### Problem to work on
In the listing below, pick out lines with "meta".

### Dataset records
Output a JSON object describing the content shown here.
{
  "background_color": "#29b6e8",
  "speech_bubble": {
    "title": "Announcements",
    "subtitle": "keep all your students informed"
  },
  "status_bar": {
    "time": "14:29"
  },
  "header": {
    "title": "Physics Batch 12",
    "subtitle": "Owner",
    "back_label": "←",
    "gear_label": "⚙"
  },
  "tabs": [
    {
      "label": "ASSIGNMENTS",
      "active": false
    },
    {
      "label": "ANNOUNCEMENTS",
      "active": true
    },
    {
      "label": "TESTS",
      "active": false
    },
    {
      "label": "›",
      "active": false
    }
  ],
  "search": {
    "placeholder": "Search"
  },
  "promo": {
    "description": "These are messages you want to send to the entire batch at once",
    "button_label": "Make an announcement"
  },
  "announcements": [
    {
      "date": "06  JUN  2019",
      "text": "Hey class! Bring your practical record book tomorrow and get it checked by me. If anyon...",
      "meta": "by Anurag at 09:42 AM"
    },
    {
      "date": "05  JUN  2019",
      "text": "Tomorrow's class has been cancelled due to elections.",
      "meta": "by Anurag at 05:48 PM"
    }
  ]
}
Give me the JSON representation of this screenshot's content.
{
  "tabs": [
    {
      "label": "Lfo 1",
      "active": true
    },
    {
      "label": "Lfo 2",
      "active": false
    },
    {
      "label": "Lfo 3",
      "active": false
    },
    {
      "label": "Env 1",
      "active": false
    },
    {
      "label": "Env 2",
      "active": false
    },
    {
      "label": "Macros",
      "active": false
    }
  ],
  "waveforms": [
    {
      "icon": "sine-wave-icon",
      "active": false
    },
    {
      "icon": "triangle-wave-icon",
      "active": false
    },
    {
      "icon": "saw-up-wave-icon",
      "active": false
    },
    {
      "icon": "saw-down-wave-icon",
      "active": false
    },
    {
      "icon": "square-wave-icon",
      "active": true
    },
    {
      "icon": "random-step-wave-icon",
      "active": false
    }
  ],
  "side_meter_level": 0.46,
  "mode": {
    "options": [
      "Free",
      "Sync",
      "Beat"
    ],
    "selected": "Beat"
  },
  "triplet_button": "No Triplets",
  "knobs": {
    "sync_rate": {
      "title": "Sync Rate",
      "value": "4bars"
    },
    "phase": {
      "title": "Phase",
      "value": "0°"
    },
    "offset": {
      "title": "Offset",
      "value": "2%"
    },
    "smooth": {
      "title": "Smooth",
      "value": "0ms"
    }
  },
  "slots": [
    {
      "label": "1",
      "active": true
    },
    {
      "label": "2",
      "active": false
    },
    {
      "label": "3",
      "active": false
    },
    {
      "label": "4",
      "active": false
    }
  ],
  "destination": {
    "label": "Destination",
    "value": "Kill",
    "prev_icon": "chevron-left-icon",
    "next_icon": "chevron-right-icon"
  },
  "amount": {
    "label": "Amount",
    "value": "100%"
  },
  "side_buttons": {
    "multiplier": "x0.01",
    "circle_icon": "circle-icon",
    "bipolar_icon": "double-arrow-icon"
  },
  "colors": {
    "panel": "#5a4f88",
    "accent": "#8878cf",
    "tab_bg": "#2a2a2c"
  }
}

### Solution to this task
      "meta": "by Anurag at 09:42 AM"
      "meta": "by Anurag at 05:48 PM"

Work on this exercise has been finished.